== TASK MATERIAL ==

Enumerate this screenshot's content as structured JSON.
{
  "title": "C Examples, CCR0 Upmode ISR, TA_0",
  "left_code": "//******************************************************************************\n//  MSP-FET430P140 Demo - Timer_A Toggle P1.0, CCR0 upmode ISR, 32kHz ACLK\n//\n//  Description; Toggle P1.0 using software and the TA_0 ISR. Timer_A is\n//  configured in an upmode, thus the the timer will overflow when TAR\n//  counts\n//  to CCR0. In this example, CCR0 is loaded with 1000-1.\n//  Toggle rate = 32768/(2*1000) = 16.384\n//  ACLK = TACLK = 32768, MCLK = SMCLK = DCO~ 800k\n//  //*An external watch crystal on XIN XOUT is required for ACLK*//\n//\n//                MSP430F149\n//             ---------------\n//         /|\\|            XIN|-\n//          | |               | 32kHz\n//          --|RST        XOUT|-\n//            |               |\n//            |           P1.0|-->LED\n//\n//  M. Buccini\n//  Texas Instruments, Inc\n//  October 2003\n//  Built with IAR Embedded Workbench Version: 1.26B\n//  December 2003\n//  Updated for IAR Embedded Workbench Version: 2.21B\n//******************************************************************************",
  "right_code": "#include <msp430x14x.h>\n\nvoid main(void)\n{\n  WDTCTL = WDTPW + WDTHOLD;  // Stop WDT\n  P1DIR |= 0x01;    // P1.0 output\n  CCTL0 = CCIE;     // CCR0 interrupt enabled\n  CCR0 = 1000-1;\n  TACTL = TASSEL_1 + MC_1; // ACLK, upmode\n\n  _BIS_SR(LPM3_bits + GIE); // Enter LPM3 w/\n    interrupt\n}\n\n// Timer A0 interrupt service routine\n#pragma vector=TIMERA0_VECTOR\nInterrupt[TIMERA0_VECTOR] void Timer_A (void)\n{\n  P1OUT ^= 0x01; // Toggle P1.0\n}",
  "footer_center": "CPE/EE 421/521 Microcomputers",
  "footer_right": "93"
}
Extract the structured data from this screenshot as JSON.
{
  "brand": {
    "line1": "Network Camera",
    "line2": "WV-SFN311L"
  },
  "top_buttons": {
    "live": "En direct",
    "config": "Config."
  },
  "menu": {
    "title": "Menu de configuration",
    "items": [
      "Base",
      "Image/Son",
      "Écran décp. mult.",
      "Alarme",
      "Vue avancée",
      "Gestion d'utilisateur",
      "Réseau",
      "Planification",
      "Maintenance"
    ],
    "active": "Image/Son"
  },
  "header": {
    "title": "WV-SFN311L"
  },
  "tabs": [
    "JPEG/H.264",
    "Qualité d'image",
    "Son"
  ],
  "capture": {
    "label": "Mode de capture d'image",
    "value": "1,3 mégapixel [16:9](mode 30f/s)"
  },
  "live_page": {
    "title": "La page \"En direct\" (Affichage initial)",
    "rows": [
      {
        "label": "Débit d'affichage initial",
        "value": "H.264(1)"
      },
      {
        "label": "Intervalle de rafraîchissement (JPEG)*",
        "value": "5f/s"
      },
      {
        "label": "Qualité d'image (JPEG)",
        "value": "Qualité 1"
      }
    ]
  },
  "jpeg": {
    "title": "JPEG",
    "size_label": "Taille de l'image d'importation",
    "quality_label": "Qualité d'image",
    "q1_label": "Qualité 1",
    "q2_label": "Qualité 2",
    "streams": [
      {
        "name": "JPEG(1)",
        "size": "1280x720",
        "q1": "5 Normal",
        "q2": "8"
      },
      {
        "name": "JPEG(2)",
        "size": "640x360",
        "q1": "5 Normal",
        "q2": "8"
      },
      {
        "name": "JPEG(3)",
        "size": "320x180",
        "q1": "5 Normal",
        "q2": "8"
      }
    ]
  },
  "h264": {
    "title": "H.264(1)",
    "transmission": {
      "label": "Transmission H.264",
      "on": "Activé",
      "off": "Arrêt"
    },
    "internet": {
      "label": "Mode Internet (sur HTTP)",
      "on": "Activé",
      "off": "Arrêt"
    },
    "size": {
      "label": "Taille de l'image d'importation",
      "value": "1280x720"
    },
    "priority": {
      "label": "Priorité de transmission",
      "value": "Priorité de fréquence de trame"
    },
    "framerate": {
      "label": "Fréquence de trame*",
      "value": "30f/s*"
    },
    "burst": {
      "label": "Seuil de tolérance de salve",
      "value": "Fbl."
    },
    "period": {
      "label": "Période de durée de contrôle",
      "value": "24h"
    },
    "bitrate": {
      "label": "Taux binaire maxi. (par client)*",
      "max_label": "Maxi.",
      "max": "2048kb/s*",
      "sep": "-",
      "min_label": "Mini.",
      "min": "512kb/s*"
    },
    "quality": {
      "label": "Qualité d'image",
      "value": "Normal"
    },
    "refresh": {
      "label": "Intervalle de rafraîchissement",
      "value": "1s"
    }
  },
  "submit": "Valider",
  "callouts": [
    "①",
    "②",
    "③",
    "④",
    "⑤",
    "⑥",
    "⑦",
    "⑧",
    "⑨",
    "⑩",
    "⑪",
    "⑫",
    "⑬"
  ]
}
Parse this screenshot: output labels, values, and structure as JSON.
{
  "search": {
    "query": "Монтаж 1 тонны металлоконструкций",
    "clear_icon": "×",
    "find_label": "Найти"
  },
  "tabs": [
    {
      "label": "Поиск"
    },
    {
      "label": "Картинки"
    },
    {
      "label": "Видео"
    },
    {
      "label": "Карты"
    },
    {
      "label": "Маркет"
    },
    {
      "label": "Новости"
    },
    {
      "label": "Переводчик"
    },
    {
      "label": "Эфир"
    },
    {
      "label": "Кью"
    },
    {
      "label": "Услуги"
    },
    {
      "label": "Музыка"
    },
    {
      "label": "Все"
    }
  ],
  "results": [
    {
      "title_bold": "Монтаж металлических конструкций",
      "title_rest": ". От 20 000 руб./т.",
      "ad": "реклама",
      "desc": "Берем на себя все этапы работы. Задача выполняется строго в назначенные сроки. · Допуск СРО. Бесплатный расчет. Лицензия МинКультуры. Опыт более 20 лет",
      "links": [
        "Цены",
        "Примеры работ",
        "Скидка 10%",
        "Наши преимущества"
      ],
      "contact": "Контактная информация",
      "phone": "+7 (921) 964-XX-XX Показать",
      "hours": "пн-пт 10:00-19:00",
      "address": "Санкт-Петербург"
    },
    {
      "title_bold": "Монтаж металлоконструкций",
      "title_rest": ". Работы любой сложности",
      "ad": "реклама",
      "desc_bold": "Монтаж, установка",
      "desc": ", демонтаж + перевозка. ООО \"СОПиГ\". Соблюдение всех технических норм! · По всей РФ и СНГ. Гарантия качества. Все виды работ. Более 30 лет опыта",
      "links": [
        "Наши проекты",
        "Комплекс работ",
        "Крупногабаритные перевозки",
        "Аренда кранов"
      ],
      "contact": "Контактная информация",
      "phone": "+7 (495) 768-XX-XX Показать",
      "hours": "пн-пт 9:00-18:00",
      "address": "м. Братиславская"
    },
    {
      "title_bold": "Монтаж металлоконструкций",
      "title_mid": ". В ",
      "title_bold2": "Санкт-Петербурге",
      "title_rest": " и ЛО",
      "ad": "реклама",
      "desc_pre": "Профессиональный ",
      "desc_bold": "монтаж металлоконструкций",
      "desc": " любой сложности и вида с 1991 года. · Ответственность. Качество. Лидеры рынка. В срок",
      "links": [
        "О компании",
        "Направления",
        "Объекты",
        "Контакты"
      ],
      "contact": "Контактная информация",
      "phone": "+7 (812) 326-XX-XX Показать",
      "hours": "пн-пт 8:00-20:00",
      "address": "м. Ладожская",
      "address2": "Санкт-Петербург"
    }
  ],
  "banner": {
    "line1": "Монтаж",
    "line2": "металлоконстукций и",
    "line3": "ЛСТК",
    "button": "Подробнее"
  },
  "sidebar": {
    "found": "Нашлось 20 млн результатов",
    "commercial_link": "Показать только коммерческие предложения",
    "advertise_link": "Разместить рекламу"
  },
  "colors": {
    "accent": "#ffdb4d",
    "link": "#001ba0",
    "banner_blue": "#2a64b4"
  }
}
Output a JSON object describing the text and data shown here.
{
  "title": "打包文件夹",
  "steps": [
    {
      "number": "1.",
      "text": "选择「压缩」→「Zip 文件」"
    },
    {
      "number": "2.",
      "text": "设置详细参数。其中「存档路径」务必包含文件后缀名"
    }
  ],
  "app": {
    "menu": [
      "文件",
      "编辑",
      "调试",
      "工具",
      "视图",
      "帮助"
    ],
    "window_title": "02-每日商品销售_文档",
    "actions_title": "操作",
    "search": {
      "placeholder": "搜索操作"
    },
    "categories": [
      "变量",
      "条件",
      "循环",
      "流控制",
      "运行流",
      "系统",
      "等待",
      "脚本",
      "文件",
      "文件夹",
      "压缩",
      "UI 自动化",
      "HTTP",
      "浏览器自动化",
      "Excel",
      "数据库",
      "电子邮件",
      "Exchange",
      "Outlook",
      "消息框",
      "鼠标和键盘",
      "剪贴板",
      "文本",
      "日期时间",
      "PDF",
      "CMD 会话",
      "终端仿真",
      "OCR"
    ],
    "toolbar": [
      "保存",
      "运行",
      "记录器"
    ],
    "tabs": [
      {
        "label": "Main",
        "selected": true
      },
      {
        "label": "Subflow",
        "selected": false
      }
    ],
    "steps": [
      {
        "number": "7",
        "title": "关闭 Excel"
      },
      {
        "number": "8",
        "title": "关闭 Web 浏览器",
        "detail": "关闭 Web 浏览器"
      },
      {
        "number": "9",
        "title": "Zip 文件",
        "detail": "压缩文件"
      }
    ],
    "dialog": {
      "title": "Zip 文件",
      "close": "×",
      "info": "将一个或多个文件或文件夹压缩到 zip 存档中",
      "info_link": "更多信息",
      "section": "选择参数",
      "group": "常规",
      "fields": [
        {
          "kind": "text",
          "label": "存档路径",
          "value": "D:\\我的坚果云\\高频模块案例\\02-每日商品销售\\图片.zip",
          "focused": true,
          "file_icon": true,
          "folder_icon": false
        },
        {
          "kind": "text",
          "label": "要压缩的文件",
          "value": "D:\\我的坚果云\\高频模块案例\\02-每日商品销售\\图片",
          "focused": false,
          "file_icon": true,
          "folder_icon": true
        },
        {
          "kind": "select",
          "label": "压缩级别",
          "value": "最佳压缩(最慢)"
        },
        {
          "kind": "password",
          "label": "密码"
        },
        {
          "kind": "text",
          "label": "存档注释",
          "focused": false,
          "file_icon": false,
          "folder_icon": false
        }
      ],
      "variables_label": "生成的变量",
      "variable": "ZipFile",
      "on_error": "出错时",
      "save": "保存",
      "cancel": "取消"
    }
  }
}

===

§ EXERCISE DIRECTIONS
Go through the records above and copy every line with the word "存档路径".

§ EXERCISE RESPONSE
      "text": "设置详细参数。其中「存档路径」务必包含文件后缀名"
          "label": "存档路径",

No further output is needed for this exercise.